> What is expected
Lines containing the word "velocities" are the ones to copy from the records below.
═════ Materials provided
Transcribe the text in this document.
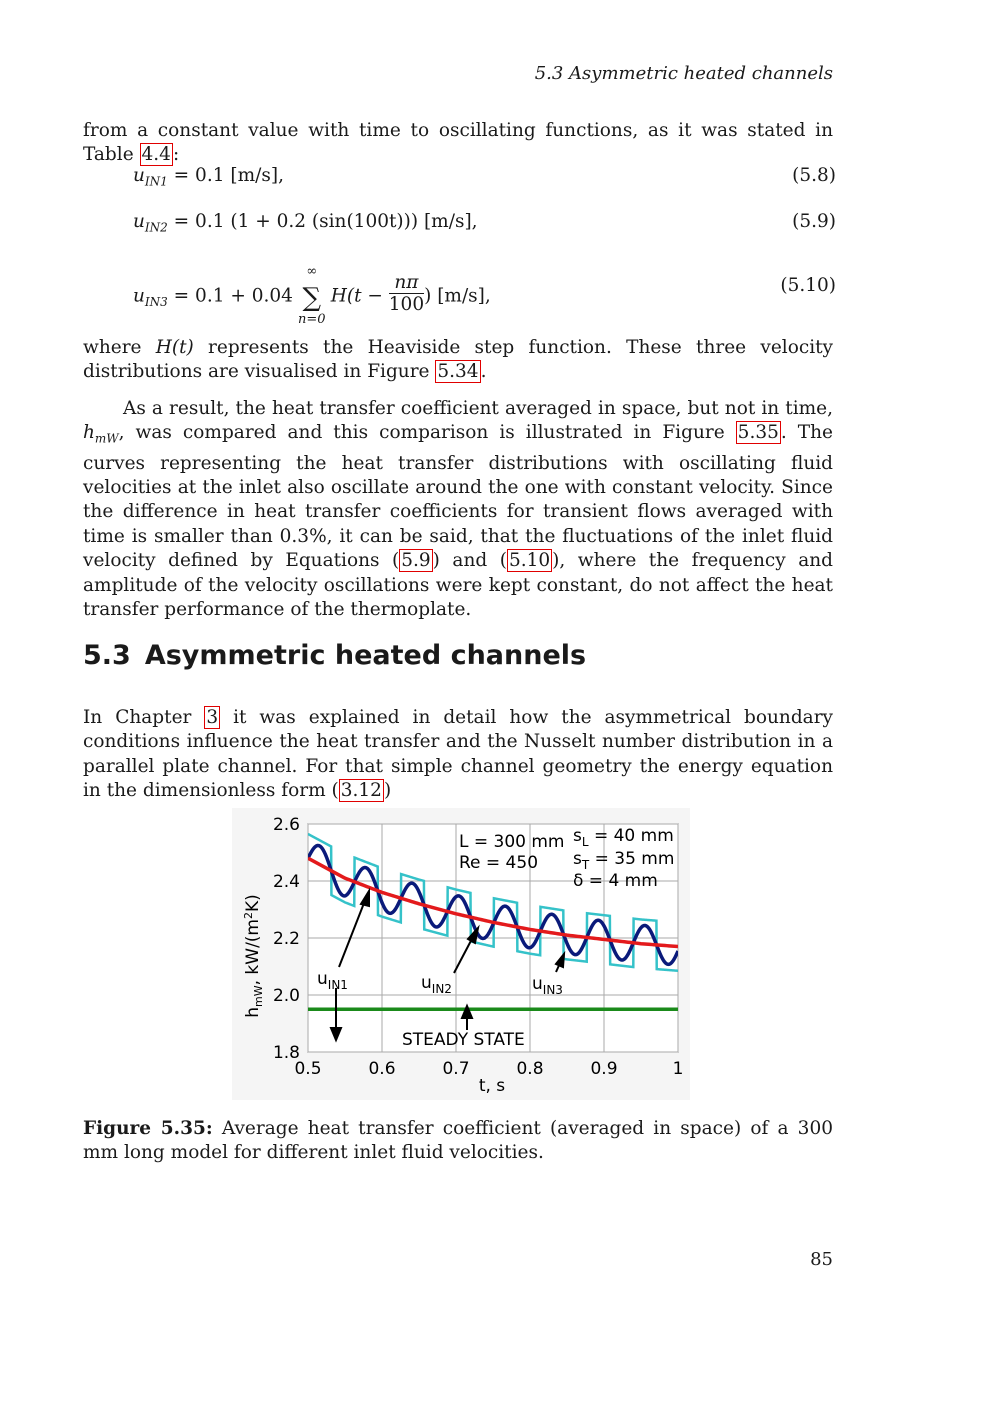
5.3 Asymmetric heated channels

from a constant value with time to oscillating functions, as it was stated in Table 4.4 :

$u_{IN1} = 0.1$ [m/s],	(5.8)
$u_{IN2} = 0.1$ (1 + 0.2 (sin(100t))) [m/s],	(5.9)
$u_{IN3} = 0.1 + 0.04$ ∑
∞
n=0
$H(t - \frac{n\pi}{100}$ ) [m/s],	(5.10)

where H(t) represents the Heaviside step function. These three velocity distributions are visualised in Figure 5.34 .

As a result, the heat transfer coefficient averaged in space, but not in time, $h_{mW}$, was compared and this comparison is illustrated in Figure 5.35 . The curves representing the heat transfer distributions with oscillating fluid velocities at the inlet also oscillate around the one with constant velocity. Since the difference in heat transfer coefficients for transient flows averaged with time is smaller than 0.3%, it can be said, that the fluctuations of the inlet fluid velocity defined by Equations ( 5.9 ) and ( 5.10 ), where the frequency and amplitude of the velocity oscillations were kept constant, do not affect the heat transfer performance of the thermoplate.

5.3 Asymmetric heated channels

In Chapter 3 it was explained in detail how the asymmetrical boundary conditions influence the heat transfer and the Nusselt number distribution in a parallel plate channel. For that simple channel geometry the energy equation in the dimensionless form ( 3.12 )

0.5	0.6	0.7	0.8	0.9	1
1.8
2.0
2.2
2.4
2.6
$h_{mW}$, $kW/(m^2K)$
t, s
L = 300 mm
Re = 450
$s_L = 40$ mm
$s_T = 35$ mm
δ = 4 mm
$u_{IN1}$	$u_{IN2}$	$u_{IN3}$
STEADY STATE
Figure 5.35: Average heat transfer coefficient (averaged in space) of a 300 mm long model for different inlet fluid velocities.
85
══════════
═════ Materials provided
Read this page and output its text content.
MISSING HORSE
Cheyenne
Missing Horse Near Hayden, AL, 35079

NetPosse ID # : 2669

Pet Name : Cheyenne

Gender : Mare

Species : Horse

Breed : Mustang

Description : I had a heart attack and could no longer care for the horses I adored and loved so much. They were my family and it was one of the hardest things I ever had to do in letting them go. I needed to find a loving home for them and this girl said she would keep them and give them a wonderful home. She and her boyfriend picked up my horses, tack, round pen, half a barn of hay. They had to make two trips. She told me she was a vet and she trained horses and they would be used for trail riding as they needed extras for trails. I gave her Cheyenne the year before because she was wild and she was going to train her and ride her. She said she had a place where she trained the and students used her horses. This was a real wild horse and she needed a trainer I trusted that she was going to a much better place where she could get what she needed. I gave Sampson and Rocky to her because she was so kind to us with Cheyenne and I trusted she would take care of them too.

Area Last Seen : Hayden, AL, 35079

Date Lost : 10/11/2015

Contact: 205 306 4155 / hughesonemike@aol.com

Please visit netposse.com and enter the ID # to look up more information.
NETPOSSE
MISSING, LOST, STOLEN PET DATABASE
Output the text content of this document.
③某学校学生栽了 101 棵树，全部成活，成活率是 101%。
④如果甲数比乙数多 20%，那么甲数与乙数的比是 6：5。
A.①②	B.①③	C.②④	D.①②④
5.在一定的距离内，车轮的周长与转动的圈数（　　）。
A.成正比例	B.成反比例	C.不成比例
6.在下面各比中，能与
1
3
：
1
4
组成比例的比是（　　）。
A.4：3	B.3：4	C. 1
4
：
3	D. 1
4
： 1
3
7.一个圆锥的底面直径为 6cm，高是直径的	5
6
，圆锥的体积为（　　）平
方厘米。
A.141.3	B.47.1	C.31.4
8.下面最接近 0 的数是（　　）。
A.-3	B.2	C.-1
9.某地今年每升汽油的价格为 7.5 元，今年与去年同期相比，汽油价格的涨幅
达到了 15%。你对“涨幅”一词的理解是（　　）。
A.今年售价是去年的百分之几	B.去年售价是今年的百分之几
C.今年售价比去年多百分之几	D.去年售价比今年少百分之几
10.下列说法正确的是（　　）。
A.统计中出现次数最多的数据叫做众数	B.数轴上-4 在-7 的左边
══════════
> Answer to the exercise
As a result, the heat transfer coefficient averaged in space, but not in time, $h_{mW}$, was compared and this comparison is illustrated in Figure 5.35 . The curves representing the heat transfer distributions with oscillating fluid velocities at the inlet also oscillate around the one with constant velocity. Since the difference in heat transfer coefficients for transient flows averaged with time is smaller than 0.3%, it can be said, that the fluctuations of the inlet fluid velocity defined by Equations ( 5.9 ) and ( 5.10 ), where the frequency and amplitude of the velocity oscillations were kept constant, do not affect the heat transfer performance of the thermoplate.
Figure 5.35: Average heat transfer coefficient (averaged in space) of a 300 mm long model for different inlet fluid velocities.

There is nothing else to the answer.